### The problem
Print the listing as it stands, omitting all images.

### Task input

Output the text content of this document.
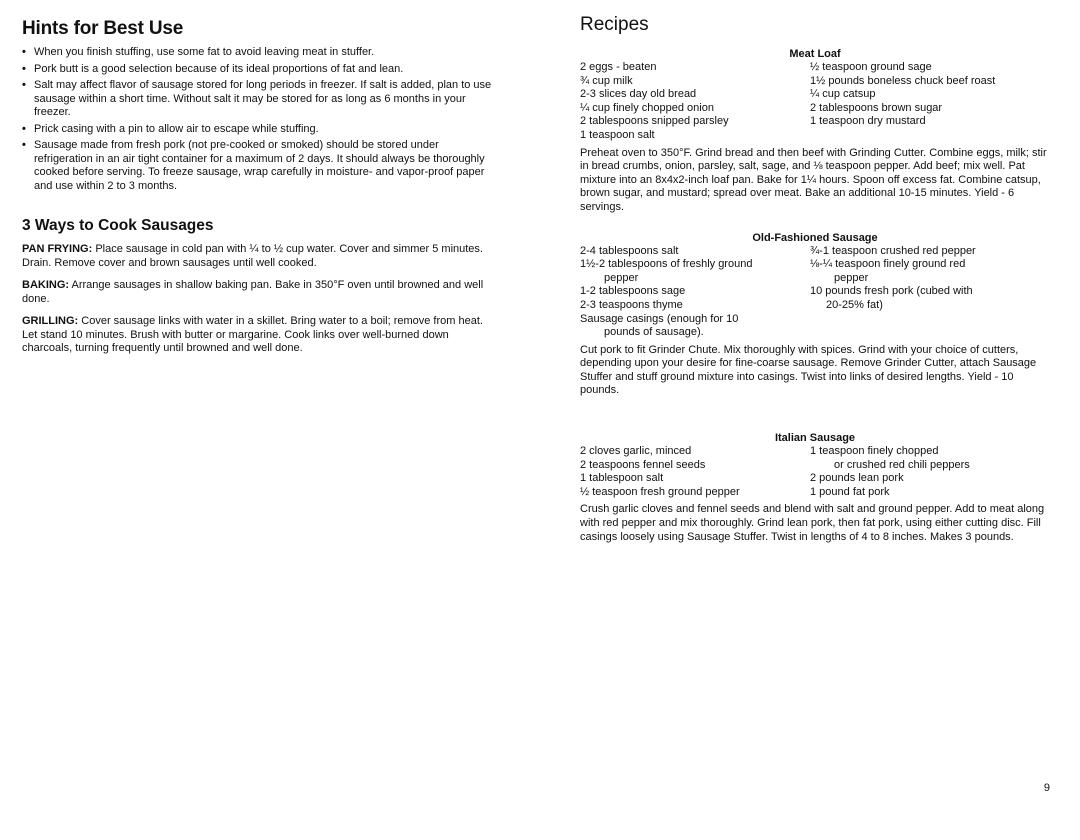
Hints for Best Use
• When you finish stuffing, use some fat to avoid leaving meat in stuffer.
• Pork butt is a good selection because of its ideal proportions of fat and lean.
• Salt may affect flavor of sausage stored for long periods in freezer. If salt is added, plan to use sausage within a short time. Without salt it may be stored for as long as 6 months in your freezer.
• Prick casing with a pin to allow air to escape while stuffing.
• Sausage made from fresh pork (not pre-cooked or smoked) should be stored under refrigeration in an air tight container for a maximum of 2 days. It should always be thoroughly cooked before serving. To freeze sausage, wrap carefully in moisture- and vapor-proof paper and use within 2 to 3 months.
3 Ways to Cook Sausages

PAN FRYING: Place sausage in cold pan with ¼ to ½ cup water. Cover and simmer 5 minutes. Drain. Remove cover and brown sausages until well cooked.

BAKING: Arrange sausages in shallow baking pan. Bake in 350°F oven until browned and well done.

GRILLING: Cover sausage links with water in a skillet. Bring water to a boil; remove from heat. Let stand 10 minutes. Brush with butter or margarine. Cook links over well-burned down charcoals, turning frequently until browned and well done.

Recipes
Meat Loaf
2 eggs - beaten
¾ cup milk
2-3 slices day old bread
¼ cup finely chopped onion
2 tablespoons snipped parsley
1 teaspoon salt
½ teaspoon ground sage
1½ pounds boneless chuck beef roast
¼ cup catsup
2 tablespoons brown sugar
1 teaspoon dry mustard

Preheat oven to 350°F. Grind bread and then beef with Grinding Cutter. Combine eggs, milk; stir in bread crumbs, onion, parsley, salt, sage, and ⅛ teaspoon pepper. Add beef; mix well. Pat mixture into an 8x4x2-inch loaf pan. Bake for 1¼ hours. Spoon off excess fat. Combine catsup, brown sugar, and mustard; spread over meat. Bake an additional 10-15 minutes. Yield - 6 servings.

Old-Fashioned Sausage
2-4 tablespoons salt
1½-2 tablespoons of freshly ground
pepper
1-2 tablespoons sage
2-3 teaspoons thyme
Sausage casings (enough for 10
pounds of sausage).
¾-1 teaspoon crushed red pepper
⅛-¼ teaspoon finely ground red
pepper
10 pounds fresh pork (cubed with
20-25% fat)

Cut pork to fit Grinder Chute. Mix thoroughly with spices. Grind with your choice of cutters, depending upon your desire for fine-coarse sausage. Remove Grinder Cutter, attach Sausage Stuffer and stuff ground mixture into casings. Twist into links of desired lengths. Yield - 10 pounds.

Italian Sausage
2 cloves garlic, minced
2 teaspoons fennel seeds
1 tablespoon salt
½ teaspoon fresh ground pepper
1 teaspoon finely chopped
or crushed red chili peppers
2 pounds lean pork
1 pound fat pork

Crush garlic cloves and fennel seeds and blend with salt and ground pepper. Add to meat along with red pepper and mix thoroughly. Grind lean pork, then fat pork, using either cutting disc. Fill casings loosely using Sausage Stuffer. Twist in lengths of 4 to 8 inches. Makes 3 pounds.

9
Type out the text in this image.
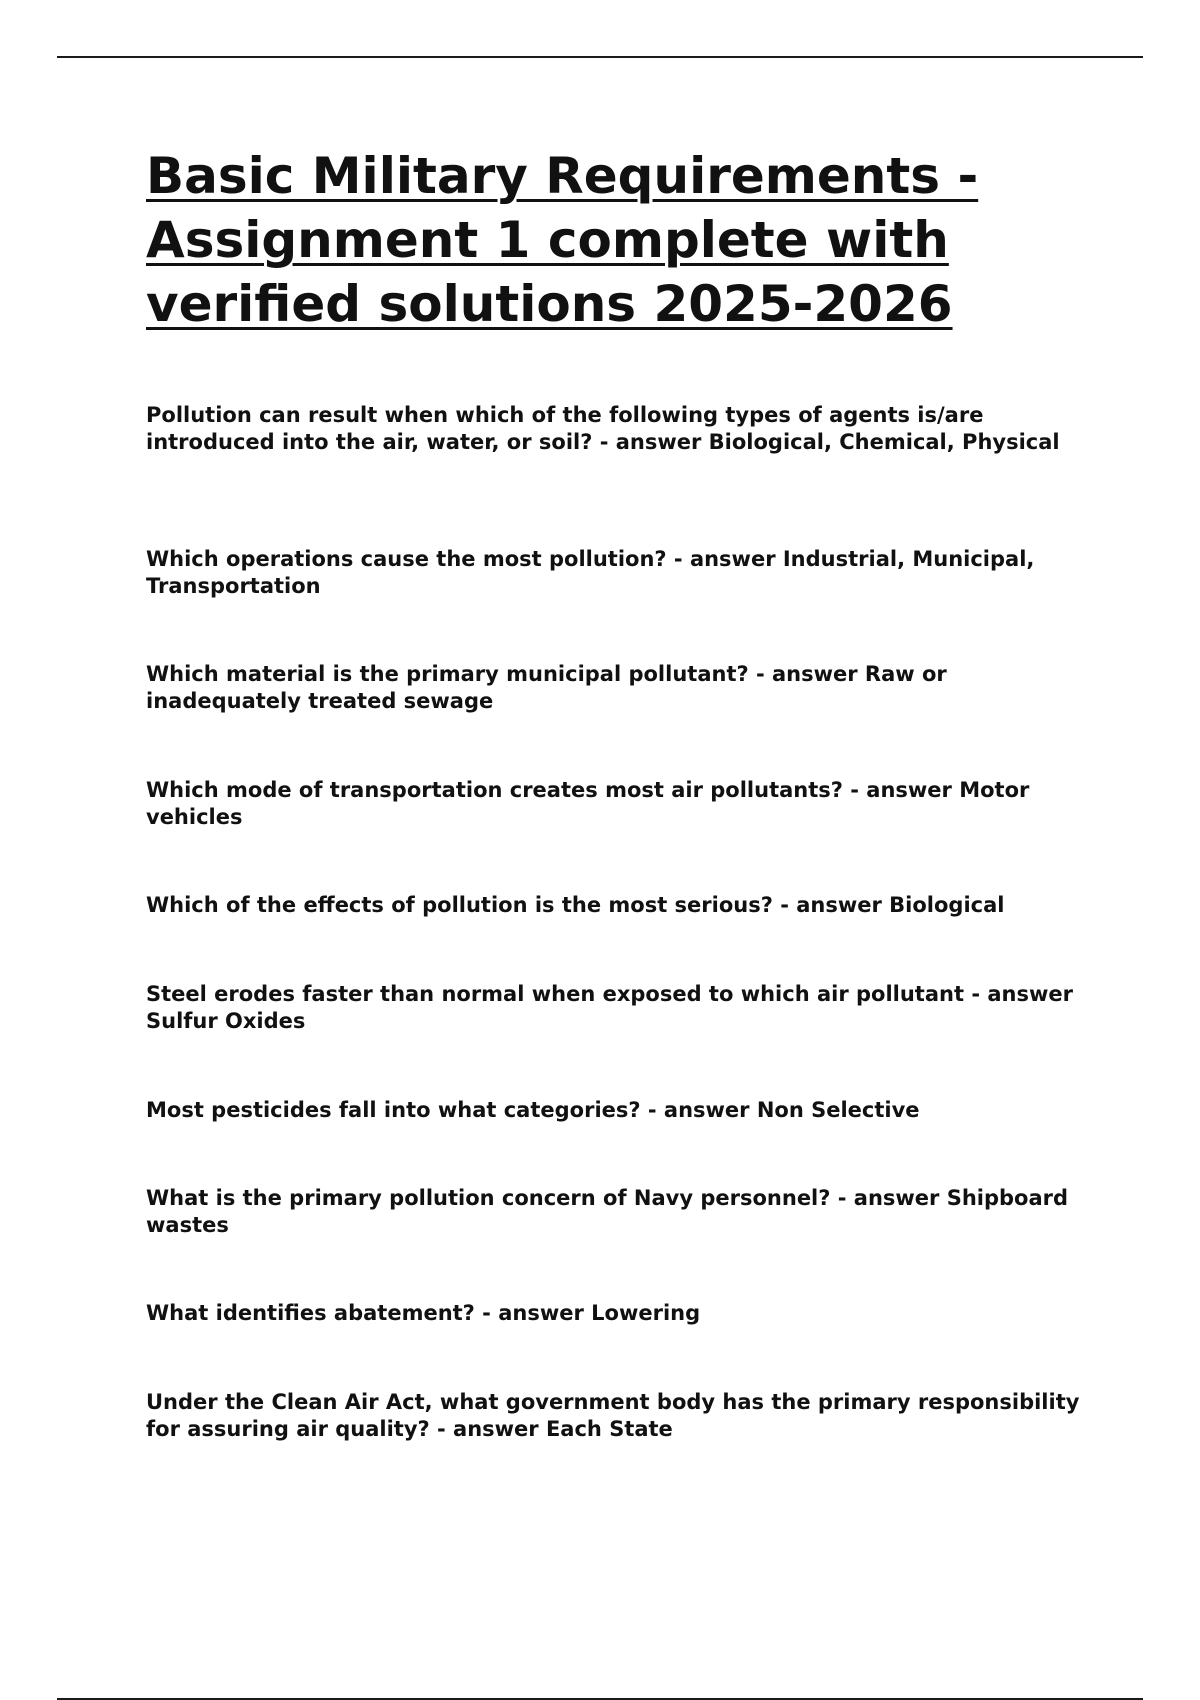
Basic Military Requirements - Assignment 1 complete with verified solutions 2025-2026
Pollution can result when which of the following types of agents is/are introduced into the air, water, or soil? - answer Biological, Chemical, Physical
Which operations cause the most pollution? - answer Industrial, Municipal, Transportation
Which material is the primary municipal pollutant? - answer Raw or inadequately treated sewage
Which mode of transportation creates most air pollutants? - answer Motor vehicles
Which of the effects of pollution is the most serious? - answer Biological
Steel erodes faster than normal when exposed to which air pollutant - answer Sulfur Oxides
Most pesticides fall into what categories? - answer Non Selective
What is the primary pollution concern of Navy personnel? - answer Shipboard wastes
What identifies abatement? - answer Lowering
Under the Clean Air Act, what government body has the primary responsibility for assuring air quality? - answer Each State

### Response below
Output the text content of this document.
Hints for Best Use
• When you finish stuffing, use some fat to avoid leaving meat in stuffer.
• Pork butt is a good selection because of its ideal proportions of fat and lean.
• Salt may affect flavor of sausage stored for long periods in freezer. If salt is added, plan to use sausage within a short time. Without salt it may be stored for as long as 6 months in your freezer.
• Prick casing with a pin to allow air to escape while stuffing.
• Sausage made from fresh pork (not pre-cooked or smoked) should be stored under refrigeration in an air tight container for a maximum of 2 days. It should always be thoroughly cooked before serving. To freeze sausage, wrap carefully in moisture- and vapor-proof paper and use within 2 to 3 months.
3 Ways to Cook Sausages

PAN FRYING: Place sausage in cold pan with ¼ to ½ cup water. Cover and simmer 5 minutes. Drain. Remove cover and brown sausages until well cooked.

BAKING: Arrange sausages in shallow baking pan. Bake in 350°F oven until browned and well done.

GRILLING: Cover sausage links with water in a skillet. Bring water to a boil; remove from heat. Let stand 10 minutes. Brush with butter or margarine. Cook links over well-burned down charcoals, turning frequently until browned and well done.

Recipes
Meat Loaf
2 eggs - beaten
¾ cup milk
2-3 slices day old bread
¼ cup finely chopped onion
2 tablespoons snipped parsley
1 teaspoon salt
½ teaspoon ground sage
1½ pounds boneless chuck beef roast
¼ cup catsup
2 tablespoons brown sugar
1 teaspoon dry mustard

Preheat oven to 350°F. Grind bread and then beef with Grinding Cutter. Combine eggs, milk; stir in bread crumbs, onion, parsley, salt, sage, and ⅛ teaspoon pepper. Add beef; mix well. Pat mixture into an 8x4x2-inch loaf pan. Bake for 1¼ hours. Spoon off excess fat. Combine catsup, brown sugar, and mustard; spread over meat. Bake an additional 10-15 minutes. Yield - 6 servings.

Old-Fashioned Sausage
2-4 tablespoons salt
1½-2 tablespoons of freshly ground
pepper
1-2 tablespoons sage
2-3 teaspoons thyme
Sausage casings (enough for 10
pounds of sausage).
¾-1 teaspoon crushed red pepper
⅛-¼ teaspoon finely ground red
pepper
10 pounds fresh pork (cubed with
20-25% fat)

Cut pork to fit Grinder Chute. Mix thoroughly with spices. Grind with your choice of cutters, depending upon your desire for fine-coarse sausage. Remove Grinder Cutter, attach Sausage Stuffer and stuff ground mixture into casings. Twist into links of desired lengths. Yield - 10 pounds.

Italian Sausage
2 cloves garlic, minced
2 teaspoons fennel seeds
1 tablespoon salt
½ teaspoon fresh ground pepper
1 teaspoon finely chopped
or crushed red chili peppers
2 pounds lean pork
1 pound fat pork

Crush garlic cloves and fennel seeds and blend with salt and ground pepper. Add to meat along with red pepper and mix thoroughly. Grind lean pork, then fat pork, using either cutting disc. Fill casings loosely using Sausage Stuffer. Twist in lengths of 4 to 8 inches. Makes 3 pounds.

9
Type out the text in this image.
Basic Military Requirements - Assignment 1 complete with verified solutions 2025-2026
Pollution can result when which of the following types of agents is/are introduced into the air, water, or soil? - answer Biological, Chemical, Physical
Which operations cause the most pollution? - answer Industrial, Municipal, Transportation
Which material is the primary municipal pollutant? - answer Raw or inadequately treated sewage
Which mode of transportation creates most air pollutants? - answer Motor vehicles
Which of the effects of pollution is the most serious? - answer Biological
Steel erodes faster than normal when exposed to which air pollutant - answer Sulfur Oxides
Most pesticides fall into what categories? - answer Non Selective
What is the primary pollution concern of Navy personnel? - answer Shipboard wastes
What identifies abatement? - answer Lowering
Under the Clean Air Act, what government body has the primary responsibility for assuring air quality? - answer Each State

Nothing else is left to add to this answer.